* TASK TO CARRY OUT: Without the pictures, give the entries below again exactly as written.

Extracted records
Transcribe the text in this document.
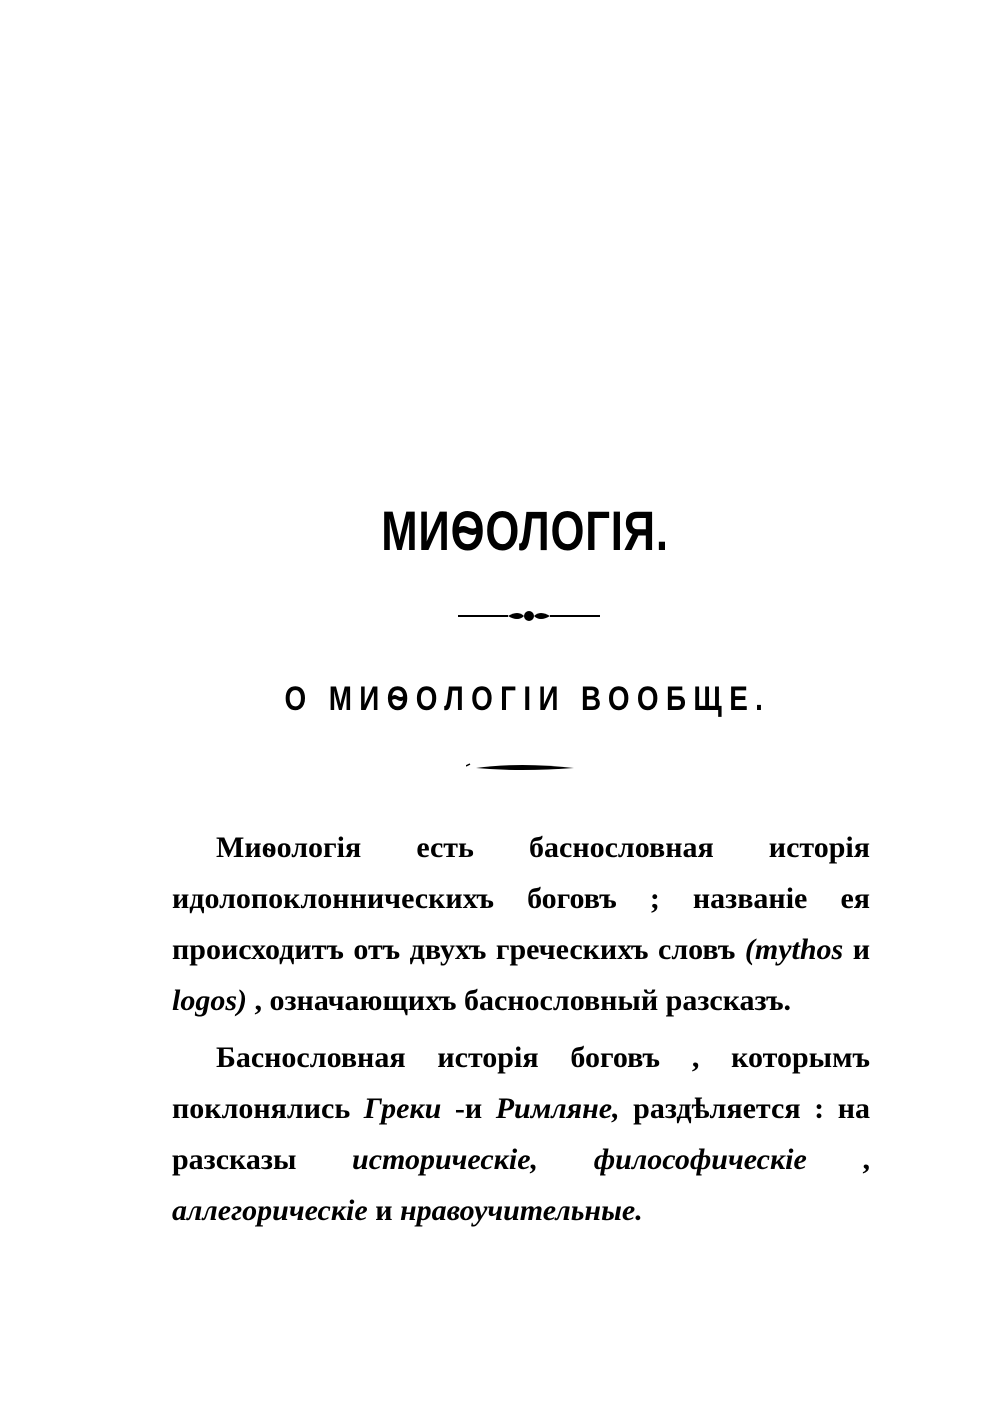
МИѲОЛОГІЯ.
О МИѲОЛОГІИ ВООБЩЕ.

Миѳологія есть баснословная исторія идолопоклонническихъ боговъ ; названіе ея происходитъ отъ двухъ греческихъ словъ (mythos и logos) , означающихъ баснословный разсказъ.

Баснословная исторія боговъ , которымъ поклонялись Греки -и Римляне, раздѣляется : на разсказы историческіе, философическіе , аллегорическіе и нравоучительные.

* WRITTEN SOLUTION:
Transcribe the text in this document.
МИѲОЛОГІЯ.
О МИѲОЛОГІИ ВООБЩЕ.

Миѳологія есть баснословная исторія идолопоклонническихъ боговъ ; названіе ея происходитъ отъ двухъ греческихъ словъ (mythos и logos) , означающихъ баснословный разсказъ.

Баснословная исторія боговъ , которымъ поклонялись Греки -и Римляне, раздѣляется : на разсказы историческіе, философическіе , аллегорическіе и нравоучительные.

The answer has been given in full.